[Saved data entries]
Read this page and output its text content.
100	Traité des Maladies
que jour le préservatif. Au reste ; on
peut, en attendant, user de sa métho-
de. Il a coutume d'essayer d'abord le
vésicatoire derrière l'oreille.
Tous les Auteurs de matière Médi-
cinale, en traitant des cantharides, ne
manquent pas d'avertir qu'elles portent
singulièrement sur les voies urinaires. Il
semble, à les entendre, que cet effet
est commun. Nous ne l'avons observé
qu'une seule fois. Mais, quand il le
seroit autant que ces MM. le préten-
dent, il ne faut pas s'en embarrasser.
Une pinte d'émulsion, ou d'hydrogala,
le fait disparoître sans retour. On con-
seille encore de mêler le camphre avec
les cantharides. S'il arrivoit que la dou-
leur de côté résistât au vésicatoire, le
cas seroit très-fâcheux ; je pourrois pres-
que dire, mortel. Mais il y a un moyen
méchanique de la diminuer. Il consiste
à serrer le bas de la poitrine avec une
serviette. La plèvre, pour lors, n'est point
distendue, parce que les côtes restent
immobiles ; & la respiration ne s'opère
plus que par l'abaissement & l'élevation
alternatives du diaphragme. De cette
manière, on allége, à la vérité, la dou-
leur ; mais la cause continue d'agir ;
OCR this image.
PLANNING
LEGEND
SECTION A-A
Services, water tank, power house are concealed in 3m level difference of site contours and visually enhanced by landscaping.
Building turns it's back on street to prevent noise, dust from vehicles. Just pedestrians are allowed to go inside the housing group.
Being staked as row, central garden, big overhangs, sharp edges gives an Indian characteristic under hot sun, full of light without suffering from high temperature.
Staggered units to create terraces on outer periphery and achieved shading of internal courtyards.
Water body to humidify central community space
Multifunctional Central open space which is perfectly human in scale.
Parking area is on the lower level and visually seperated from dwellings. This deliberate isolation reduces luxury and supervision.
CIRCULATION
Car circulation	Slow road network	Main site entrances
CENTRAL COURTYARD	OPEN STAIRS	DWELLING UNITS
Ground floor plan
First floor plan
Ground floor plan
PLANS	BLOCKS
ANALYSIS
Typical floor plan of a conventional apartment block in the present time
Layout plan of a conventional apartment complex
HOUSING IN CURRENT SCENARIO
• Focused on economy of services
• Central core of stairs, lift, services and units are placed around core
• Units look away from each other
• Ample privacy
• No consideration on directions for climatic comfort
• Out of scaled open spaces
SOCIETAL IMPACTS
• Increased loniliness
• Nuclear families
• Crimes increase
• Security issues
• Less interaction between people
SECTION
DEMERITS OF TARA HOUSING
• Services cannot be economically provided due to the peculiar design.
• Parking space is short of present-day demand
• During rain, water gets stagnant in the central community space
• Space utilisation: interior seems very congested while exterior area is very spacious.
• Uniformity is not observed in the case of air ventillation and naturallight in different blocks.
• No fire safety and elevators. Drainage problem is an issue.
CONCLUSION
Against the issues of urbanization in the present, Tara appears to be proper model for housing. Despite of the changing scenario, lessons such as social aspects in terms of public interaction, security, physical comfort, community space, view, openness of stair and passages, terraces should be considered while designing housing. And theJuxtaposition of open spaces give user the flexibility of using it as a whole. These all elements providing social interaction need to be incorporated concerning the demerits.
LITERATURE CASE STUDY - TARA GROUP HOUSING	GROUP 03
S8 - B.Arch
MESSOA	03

* WHAT YOU ARE ASKED TO DO *
All records above must be set down exactly, please.

* FINAL RESULT *
Read this page and output its text content.
100	Traité des Maladies
que jour le préservatif. Au reste ; on
peut, en attendant, user de sa métho-
de. Il a coutume d'essayer d'abord le
vésicatoire derrière l'oreille.
Tous les Auteurs de matière Médi-
cinale, en traitant des cantharides, ne
manquent pas d'avertir qu'elles portent
singulièrement sur les voies urinaires. Il
semble, à les entendre, que cet effet
est commun. Nous ne l'avons observé
qu'une seule fois. Mais, quand il le
seroit autant que ces MM. le préten-
dent, il ne faut pas s'en embarrasser.
Une pinte d'émulsion, ou d'hydrogala,
le fait disparoître sans retour. On con-
seille encore de mêler le camphre avec
les cantharides. S'il arrivoit que la dou-
leur de côté résistât au vésicatoire, le
cas seroit très-fâcheux ; je pourrois pres-
que dire, mortel. Mais il y a un moyen
méchanique de la diminuer. Il consiste
à serrer le bas de la poitrine avec une
serviette. La plèvre, pour lors, n'est point
distendue, parce que les côtes restent
immobiles ; & la respiration ne s'opère
plus que par l'abaissement & l'élevation
alternatives du diaphragme. De cette
manière, on allége, à la vérité, la dou-
leur ; mais la cause continue d'agir ;
OCR this image.
PLANNING
LEGEND
SECTION A-A
Services, water tank, power house are concealed in 3m level difference of site contours and visually enhanced by landscaping.
Building turns it's back on street to prevent noise, dust from vehicles. Just pedestrians are allowed to go inside the housing group.
Being staked as row, central garden, big overhangs, sharp edges gives an Indian characteristic under hot sun, full of light without suffering from high temperature.
Staggered units to create terraces on outer periphery and achieved shading of internal courtyards.
Water body to humidify central community space
Multifunctional Central open space which is perfectly human in scale.
Parking area is on the lower level and visually seperated from dwellings. This deliberate isolation reduces luxury and supervision.
CIRCULATION
Car circulation	Slow road network	Main site entrances
CENTRAL COURTYARD	OPEN STAIRS	DWELLING UNITS
Ground floor plan
First floor plan
Ground floor plan
PLANS	BLOCKS
ANALYSIS
Typical floor plan of a conventional apartment block in the present time
Layout plan of a conventional apartment complex
HOUSING IN CURRENT SCENARIO
• Focused on economy of services
• Central core of stairs, lift, services and units are placed around core
• Units look away from each other
• Ample privacy
• No consideration on directions for climatic comfort
• Out of scaled open spaces
SOCIETAL IMPACTS
• Increased loniliness
• Nuclear families
• Crimes increase
• Security issues
• Less interaction between people
SECTION
DEMERITS OF TARA HOUSING
• Services cannot be economically provided due to the peculiar design.
• Parking space is short of present-day demand
• During rain, water gets stagnant in the central community space
• Space utilisation: interior seems very congested while exterior area is very spacious.
• Uniformity is not observed in the case of air ventillation and naturallight in different blocks.
• No fire safety and elevators. Drainage problem is an issue.
CONCLUSION
Against the issues of urbanization in the present, Tara appears to be proper model for housing. Despite of the changing scenario, lessons such as social aspects in terms of public interaction, security, physical comfort, community space, view, openness of stair and passages, terraces should be considered while designing housing. And theJuxtaposition of open spaces give user the flexibility of using it as a whole. These all elements providing social interaction need to be incorporated concerning the demerits.
LITERATURE CASE STUDY - TARA GROUP HOUSING	GROUP 03
S8 - B.Arch
MESSOA	03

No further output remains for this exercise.